--- START ---

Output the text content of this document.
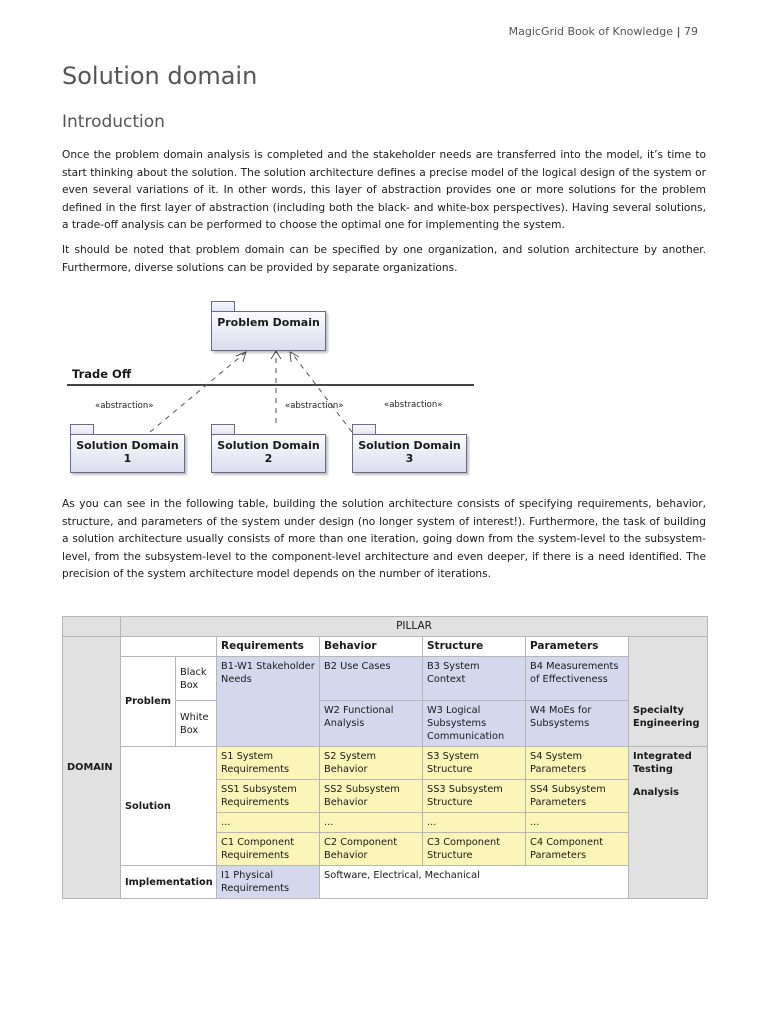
MagicGrid Book of Knowledge | 79
Solution domain
Introduction

Once the problem domain analysis is completed and the stakeholder needs are transferred into the model, it’s time to start thinking about the solution. The solution architecture defines a precise model of the logical design of the system or even several variations of it. In other words, this layer of abstraction provides one or more solutions for the problem defined in the first layer of abstraction (including both the black- and white-box perspectives). Having several solutions, a trade-off analysis can be performed to choose the optimal one for implementing the system.

It should be noted that problem domain can be specified by one organization, and solution architecture by another. Furthermore, diverse solutions can be provided by separate organizations.

Problem Domain
Trade Off
«abstraction»	«abstraction»	«abstraction»
Solution Domain 1
Solution Domain 2
Solution Domain 3

As you can see in the following table, building the solution architecture consists of specifying requirements, behavior, structure, and parameters of the system under design (no longer system of interest!). Furthermore, the task of building a solution architecture usually consists of more than one iteration, going down from the system-level to the subsystem-level, from the subsystem-level to the component-level architecture and even deeper, if there is a need identified. The precision of the system architecture model depends on the number of iterations.

	PILLAR						
DOMAIN			Requirements	Behavior	Structure	Parameters	Specialty Engineering
	Problem	Black Box	B1-W1 Stakeholder Needs	B2 Use Cases	B3 System Context	B4 Measurements of Effectiveness	
		White Box		W2 Functional Analysis	W3 Logical Subsystems Communication	W4 MoEs for Subsystems	
	Solution		S1 System Requirements	S2 System Behavior	S3 System Structure	S4 System Parameters	Integrated Testing
			SS1 Subsystem Requirements	SS2 Subsystem Behavior	SS3 Subsystem Structure	SS4 Subsystem Parameters	Analysis
			...	...	...	...	
			C1 Component Requirements	C2 Component Behavior	C3 Component Structure	C4 Component Parameters	
	Implementation		I1 Physical Requirements	Software, Electrical, Mechanical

--- END ---

Pictures stay out; reproduce every line of the records exactly.

Output the text content of this document.
MagicGrid Book of Knowledge | 79
Solution domain
Introduction

Once the problem domain analysis is completed and the stakeholder needs are transferred into the model, it’s time to start thinking about the solution. The solution architecture defines a precise model of the logical design of the system or even several variations of it. In other words, this layer of abstraction provides one or more solutions for the problem defined in the first layer of abstraction (including both the black- and white-box perspectives). Having several solutions, a trade-off analysis can be performed to choose the optimal one for implementing the system.

It should be noted that problem domain can be specified by one organization, and solution architecture by another. Furthermore, diverse solutions can be provided by separate organizations.

Problem Domain
Trade Off
«abstraction»	«abstraction»	«abstraction»
Solution Domain 1
Solution Domain 2
Solution Domain 3

As you can see in the following table, building the solution architecture consists of specifying requirements, behavior, structure, and parameters of the system under design (no longer system of interest!). Furthermore, the task of building a solution architecture usually consists of more than one iteration, going down from the system-level to the subsystem-level, from the subsystem-level to the component-level architecture and even deeper, if there is a need identified. The precision of the system architecture model depends on the number of iterations.

	PILLAR						
DOMAIN			Requirements	Behavior	Structure	Parameters	Specialty Engineering
	Problem	Black Box	B1-W1 Stakeholder Needs	B2 Use Cases	B3 System Context	B4 Measurements of Effectiveness	
		White Box		W2 Functional Analysis	W3 Logical Subsystems Communication	W4 MoEs for Subsystems	
	Solution		S1 System Requirements	S2 System Behavior	S3 System Structure	S4 System Parameters	Integrated Testing
			SS1 Subsystem Requirements	SS2 Subsystem Behavior	SS3 Subsystem Structure	SS4 Subsystem Parameters	Analysis
			...	...	...	...	
			C1 Component Requirements	C2 Component Behavior	C3 Component Structure	C4 Component Parameters	
	Implementation		I1 Physical Requirements	Software, Electrical, Mechanical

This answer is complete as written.